• PROBLEM DETAILS: Give every line of the data again, unchanged, but with no pictures.

• EXERCISE MATERIAL:

-- BEGIN --

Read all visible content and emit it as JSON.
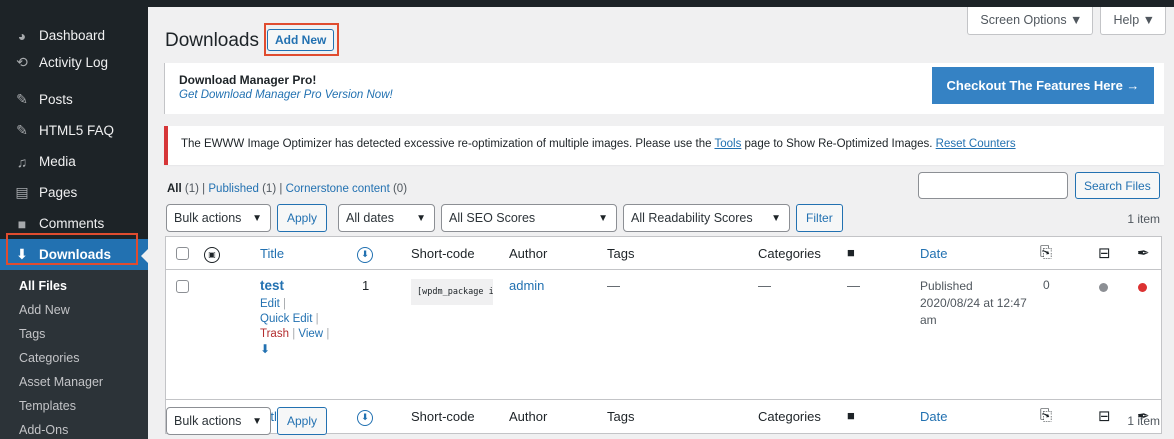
{
  "sidebar": {
    "items": [
      {
        "label": "Dashboard",
        "icon": "dashboard-icon",
        "glyph": "🎨"
      },
      {
        "label": "Activity Log",
        "icon": "history-icon",
        "glyph": "⟲"
      },
      {
        "label": "Posts",
        "icon": "pin-icon",
        "glyph": "📌"
      },
      {
        "label": "HTML5 FAQ",
        "icon": "pin-icon",
        "glyph": "📌"
      },
      {
        "label": "Media",
        "icon": "media-icon",
        "glyph": "🎞"
      },
      {
        "label": "Pages",
        "icon": "page-icon",
        "glyph": "▤"
      },
      {
        "label": "Comments",
        "icon": "comment-icon",
        "glyph": "💬"
      },
      {
        "label": "Downloads",
        "icon": "download-icon",
        "glyph": "⬇"
      }
    ],
    "submenu": [
      "All Files",
      "Add New",
      "Tags",
      "Categories",
      "Asset Manager",
      "Templates",
      "Add-Ons"
    ]
  },
  "header": {
    "title": "Downloads",
    "add_new": "Add New",
    "screen_options": "Screen Options ▼",
    "help": "Help ▼"
  },
  "promo": {
    "title": "Download Manager Pro!",
    "link": "Get Download Manager Pro Version Now!",
    "button": "Checkout The Features Here →"
  },
  "notice": {
    "text_before": "The EWWW Image Optimizer has detected excessive re-optimization of multiple images. Please use the ",
    "tools_link": "Tools",
    "text_after": " page to Show Re-Optimized Images. ",
    "reset_link": "Reset Counters"
  },
  "views": {
    "all": "All",
    "all_count": "(1)",
    "published": "Published",
    "published_count": "(1)",
    "cornerstone": "Cornerstone content",
    "cornerstone_count": "(0)",
    "sep": "|"
  },
  "search": {
    "button": "Search Files"
  },
  "filters": {
    "bulk_actions": "Bulk actions",
    "apply": "Apply",
    "dates": "All dates",
    "seo": "All SEO Scores",
    "readability": "All Readability Scores",
    "filter": "Filter",
    "item_count": "1 item"
  },
  "table": {
    "columns": {
      "title": "Title",
      "shortcode": "Short-code",
      "author": "Author",
      "tags": "Tags",
      "categories": "Categories",
      "date": "Date"
    },
    "row": {
      "title": "test",
      "downloads": "1",
      "shortcode": "[wpdm_package id='",
      "author": "admin",
      "tags": "—",
      "categories": "—",
      "comments": "—",
      "date_status": "Published",
      "date_value": "2020/08/24 at 12:47 am",
      "links": "0",
      "edit": "Edit",
      "quick_edit": "Quick Edit",
      "trash": "Trash",
      "view": "View",
      "seo_color": "#8c8f94",
      "readability_color": "#dc3232"
    }
  }
}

-- END --

• EXERCISE ANSWER:
Read all visible content and emit it as JSON.
{
  "sidebar": {
    "items": [
      {
        "label": "Dashboard",
        "icon": "dashboard-icon",
        "glyph": "🎨"
      },
      {
        "label": "Activity Log",
        "icon": "history-icon",
        "glyph": "⟲"
      },
      {
        "label": "Posts",
        "icon": "pin-icon",
        "glyph": "📌"
      },
      {
        "label": "HTML5 FAQ",
        "icon": "pin-icon",
        "glyph": "📌"
      },
      {
        "label": "Media",
        "icon": "media-icon",
        "glyph": "🎞"
      },
      {
        "label": "Pages",
        "icon": "page-icon",
        "glyph": "▤"
      },
      {
        "label": "Comments",
        "icon": "comment-icon",
        "glyph": "💬"
      },
      {
        "label": "Downloads",
        "icon": "download-icon",
        "glyph": "⬇"
      }
    ],
    "submenu": [
      "All Files",
      "Add New",
      "Tags",
      "Categories",
      "Asset Manager",
      "Templates",
      "Add-Ons"
    ]
  },
  "header": {
    "title": "Downloads",
    "add_new": "Add New",
    "screen_options": "Screen Options ▼",
    "help": "Help ▼"
  },
  "promo": {
    "title": "Download Manager Pro!",
    "link": "Get Download Manager Pro Version Now!",
    "button": "Checkout The Features Here →"
  },
  "notice": {
    "text_before": "The EWWW Image Optimizer has detected excessive re-optimization of multiple images. Please use the ",
    "tools_link": "Tools",
    "text_after": " page to Show Re-Optimized Images. ",
    "reset_link": "Reset Counters"
  },
  "views": {
    "all": "All",
    "all_count": "(1)",
    "published": "Published",
    "published_count": "(1)",
    "cornerstone": "Cornerstone content",
    "cornerstone_count": "(0)",
    "sep": "|"
  },
  "search": {
    "button": "Search Files"
  },
  "filters": {
    "bulk_actions": "Bulk actions",
    "apply": "Apply",
    "dates": "All dates",
    "seo": "All SEO Scores",
    "readability": "All Readability Scores",
    "filter": "Filter",
    "item_count": "1 item"
  },
  "table": {
    "columns": {
      "title": "Title",
      "shortcode": "Short-code",
      "author": "Author",
      "tags": "Tags",
      "categories": "Categories",
      "date": "Date"
    },
    "row": {
      "title": "test",
      "downloads": "1",
      "shortcode": "[wpdm_package id='",
      "author": "admin",
      "tags": "—",
      "categories": "—",
      "comments": "—",
      "date_status": "Published",
      "date_value": "2020/08/24 at 12:47 am",
      "links": "0",
      "edit": "Edit",
      "quick_edit": "Quick Edit",
      "trash": "Trash",
      "view": "View",
      "seo_color": "#8c8f94",
      "readability_color": "#dc3232"
    }
  }
}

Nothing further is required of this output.